[start of Material to process]

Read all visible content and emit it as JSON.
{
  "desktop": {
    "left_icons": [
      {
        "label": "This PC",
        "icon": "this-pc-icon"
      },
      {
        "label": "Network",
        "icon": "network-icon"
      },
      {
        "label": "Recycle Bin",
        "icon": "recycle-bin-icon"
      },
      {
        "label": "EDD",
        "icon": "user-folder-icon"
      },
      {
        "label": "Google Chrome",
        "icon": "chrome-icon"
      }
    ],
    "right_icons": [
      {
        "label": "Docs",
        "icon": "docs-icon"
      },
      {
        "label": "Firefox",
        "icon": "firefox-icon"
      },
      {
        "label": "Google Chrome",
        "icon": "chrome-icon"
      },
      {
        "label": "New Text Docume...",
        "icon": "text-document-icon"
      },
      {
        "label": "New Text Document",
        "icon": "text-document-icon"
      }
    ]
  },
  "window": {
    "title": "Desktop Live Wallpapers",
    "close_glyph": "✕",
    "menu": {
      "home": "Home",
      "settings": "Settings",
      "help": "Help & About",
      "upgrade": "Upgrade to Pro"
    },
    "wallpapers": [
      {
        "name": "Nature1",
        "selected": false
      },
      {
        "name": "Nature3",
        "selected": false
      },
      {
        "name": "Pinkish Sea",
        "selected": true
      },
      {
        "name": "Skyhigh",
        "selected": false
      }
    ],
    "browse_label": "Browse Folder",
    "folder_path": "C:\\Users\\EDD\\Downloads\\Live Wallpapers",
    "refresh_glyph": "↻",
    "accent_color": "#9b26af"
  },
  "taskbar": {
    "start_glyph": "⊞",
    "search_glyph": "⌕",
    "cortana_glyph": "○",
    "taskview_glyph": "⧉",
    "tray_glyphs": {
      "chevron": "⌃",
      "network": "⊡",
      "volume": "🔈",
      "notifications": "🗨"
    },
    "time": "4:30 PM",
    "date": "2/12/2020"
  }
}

[end of Material to process]

What you need to do:
Reproduce the whole listing word for word.

Written reply:
Read all visible content and emit it as JSON.
{
  "desktop": {
    "left_icons": [
      {
        "label": "This PC",
        "icon": "this-pc-icon"
      },
      {
        "label": "Network",
        "icon": "network-icon"
      },
      {
        "label": "Recycle Bin",
        "icon": "recycle-bin-icon"
      },
      {
        "label": "EDD",
        "icon": "user-folder-icon"
      },
      {
        "label": "Google Chrome",
        "icon": "chrome-icon"
      }
    ],
    "right_icons": [
      {
        "label": "Docs",
        "icon": "docs-icon"
      },
      {
        "label": "Firefox",
        "icon": "firefox-icon"
      },
      {
        "label": "Google Chrome",
        "icon": "chrome-icon"
      },
      {
        "label": "New Text Docume...",
        "icon": "text-document-icon"
      },
      {
        "label": "New Text Document",
        "icon": "text-document-icon"
      }
    ]
  },
  "window": {
    "title": "Desktop Live Wallpapers",
    "close_glyph": "✕",
    "menu": {
      "home": "Home",
      "settings": "Settings",
      "help": "Help & About",
      "upgrade": "Upgrade to Pro"
    },
    "wallpapers": [
      {
        "name": "Nature1",
        "selected": false
      },
      {
        "name": "Nature3",
        "selected": false
      },
      {
        "name": "Pinkish Sea",
        "selected": true
      },
      {
        "name": "Skyhigh",
        "selected": false
      }
    ],
    "browse_label": "Browse Folder",
    "folder_path": "C:\\Users\\EDD\\Downloads\\Live Wallpapers",
    "refresh_glyph": "↻",
    "accent_color": "#9b26af"
  },
  "taskbar": {
    "start_glyph": "⊞",
    "search_glyph": "⌕",
    "cortana_glyph": "○",
    "taskview_glyph": "⧉",
    "tray_glyphs": {
      "chevron": "⌃",
      "network": "⊡",
      "volume": "🔈",
      "notifications": "🗨"
    },
    "time": "4:30 PM",
    "date": "2/12/2020"
  }
}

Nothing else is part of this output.